Your instructions: Leave out the pictures and restate the rest of the data exactly.

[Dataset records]
>>

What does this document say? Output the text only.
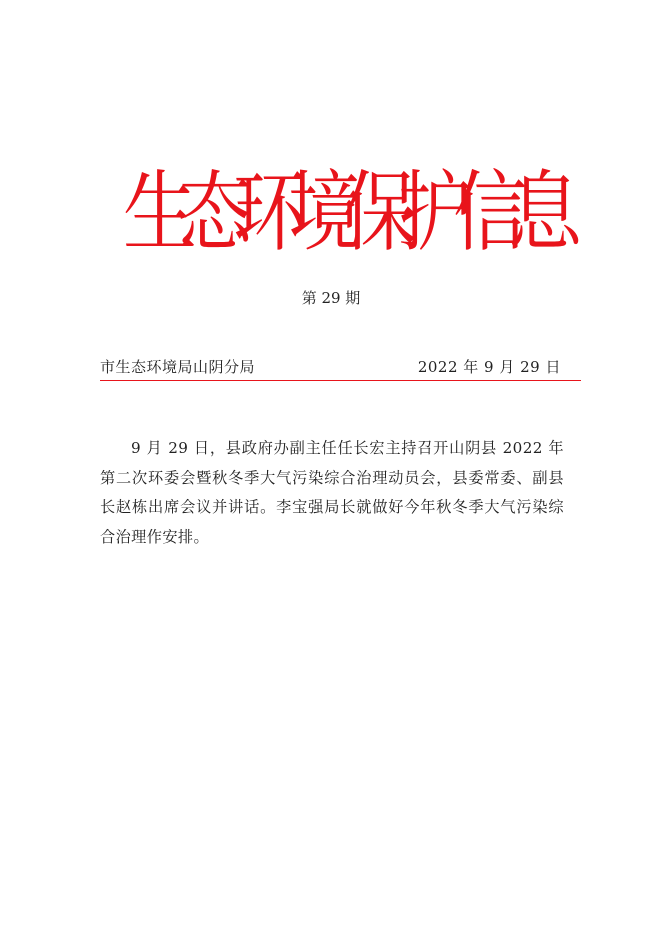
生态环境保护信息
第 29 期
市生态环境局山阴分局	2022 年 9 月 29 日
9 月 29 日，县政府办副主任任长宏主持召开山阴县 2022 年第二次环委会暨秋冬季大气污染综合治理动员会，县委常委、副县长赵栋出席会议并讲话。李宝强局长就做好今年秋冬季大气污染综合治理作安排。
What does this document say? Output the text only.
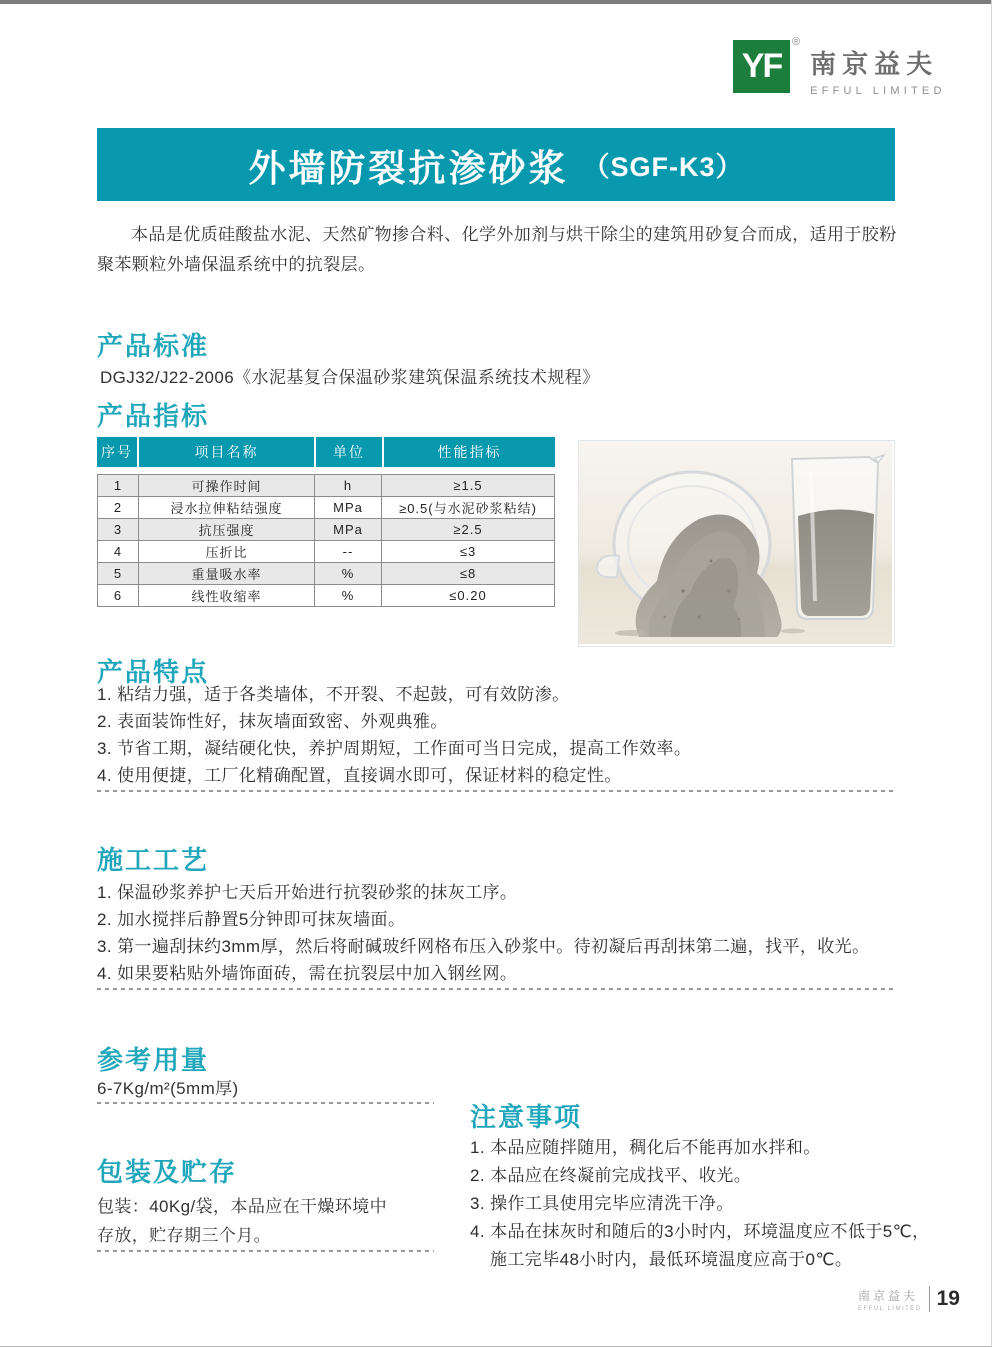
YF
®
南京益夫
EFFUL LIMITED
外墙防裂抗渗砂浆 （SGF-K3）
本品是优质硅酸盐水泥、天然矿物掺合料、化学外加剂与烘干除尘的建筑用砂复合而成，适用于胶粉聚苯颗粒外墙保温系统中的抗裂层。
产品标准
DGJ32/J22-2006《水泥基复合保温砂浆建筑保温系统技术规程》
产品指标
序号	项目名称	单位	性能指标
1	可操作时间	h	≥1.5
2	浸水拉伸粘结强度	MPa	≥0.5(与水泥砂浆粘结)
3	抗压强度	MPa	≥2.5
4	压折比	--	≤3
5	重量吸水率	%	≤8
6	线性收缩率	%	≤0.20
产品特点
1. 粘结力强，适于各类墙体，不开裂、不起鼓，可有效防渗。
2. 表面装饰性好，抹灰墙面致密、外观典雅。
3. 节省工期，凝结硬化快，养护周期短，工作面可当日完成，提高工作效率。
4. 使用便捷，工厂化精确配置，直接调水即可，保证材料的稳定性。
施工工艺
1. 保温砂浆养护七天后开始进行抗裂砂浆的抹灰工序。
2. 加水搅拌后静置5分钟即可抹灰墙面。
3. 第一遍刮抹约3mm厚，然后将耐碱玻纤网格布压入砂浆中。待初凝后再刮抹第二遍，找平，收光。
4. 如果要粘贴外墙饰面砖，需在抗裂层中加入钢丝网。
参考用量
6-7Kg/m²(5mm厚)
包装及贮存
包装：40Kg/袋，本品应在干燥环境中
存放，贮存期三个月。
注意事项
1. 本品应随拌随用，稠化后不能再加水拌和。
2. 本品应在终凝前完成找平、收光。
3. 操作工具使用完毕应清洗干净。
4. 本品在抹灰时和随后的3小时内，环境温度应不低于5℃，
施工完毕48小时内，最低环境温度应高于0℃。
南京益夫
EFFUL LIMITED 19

<<

Completed task:
What does this document say? Output the text only.
生态环境保护信息
第 29 期
市生态环境局山阴分局	2022 年 9 月 29 日
9 月 29 日，县政府办副主任任长宏主持召开山阴县 2022 年第二次环委会暨秋冬季大气污染综合治理动员会，县委常委、副县长赵栋出席会议并讲话。李宝强局长就做好今年秋冬季大气污染综合治理作安排。
What does this document say? Output the text only.
YF
®
南京益夫
EFFUL LIMITED
外墙防裂抗渗砂浆 （SGF-K3）
本品是优质硅酸盐水泥、天然矿物掺合料、化学外加剂与烘干除尘的建筑用砂复合而成，适用于胶粉聚苯颗粒外墙保温系统中的抗裂层。
产品标准
DGJ32/J22-2006《水泥基复合保温砂浆建筑保温系统技术规程》
产品指标
序号	项目名称	单位	性能指标
1	可操作时间	h	≥1.5
2	浸水拉伸粘结强度	MPa	≥0.5(与水泥砂浆粘结)
3	抗压强度	MPa	≥2.5
4	压折比	--	≤3
5	重量吸水率	%	≤8
6	线性收缩率	%	≤0.20
产品特点
1. 粘结力强，适于各类墙体，不开裂、不起鼓，可有效防渗。
2. 表面装饰性好，抹灰墙面致密、外观典雅。
3. 节省工期，凝结硬化快，养护周期短，工作面可当日完成，提高工作效率。
4. 使用便捷，工厂化精确配置，直接调水即可，保证材料的稳定性。
施工工艺
1. 保温砂浆养护七天后开始进行抗裂砂浆的抹灰工序。
2. 加水搅拌后静置5分钟即可抹灰墙面。
3. 第一遍刮抹约3mm厚，然后将耐碱玻纤网格布压入砂浆中。待初凝后再刮抹第二遍，找平，收光。
4. 如果要粘贴外墙饰面砖，需在抗裂层中加入钢丝网。
参考用量
6-7Kg/m²(5mm厚)
包装及贮存
包装：40Kg/袋，本品应在干燥环境中
存放，贮存期三个月。
注意事项
1. 本品应随拌随用，稠化后不能再加水拌和。
2. 本品应在终凝前完成找平、收光。
3. 操作工具使用完毕应清洗干净。
4. 本品在抹灰时和随后的3小时内，环境温度应不低于5℃，
施工完毕48小时内，最低环境温度应高于0℃。
南京益夫
EFFUL LIMITED 19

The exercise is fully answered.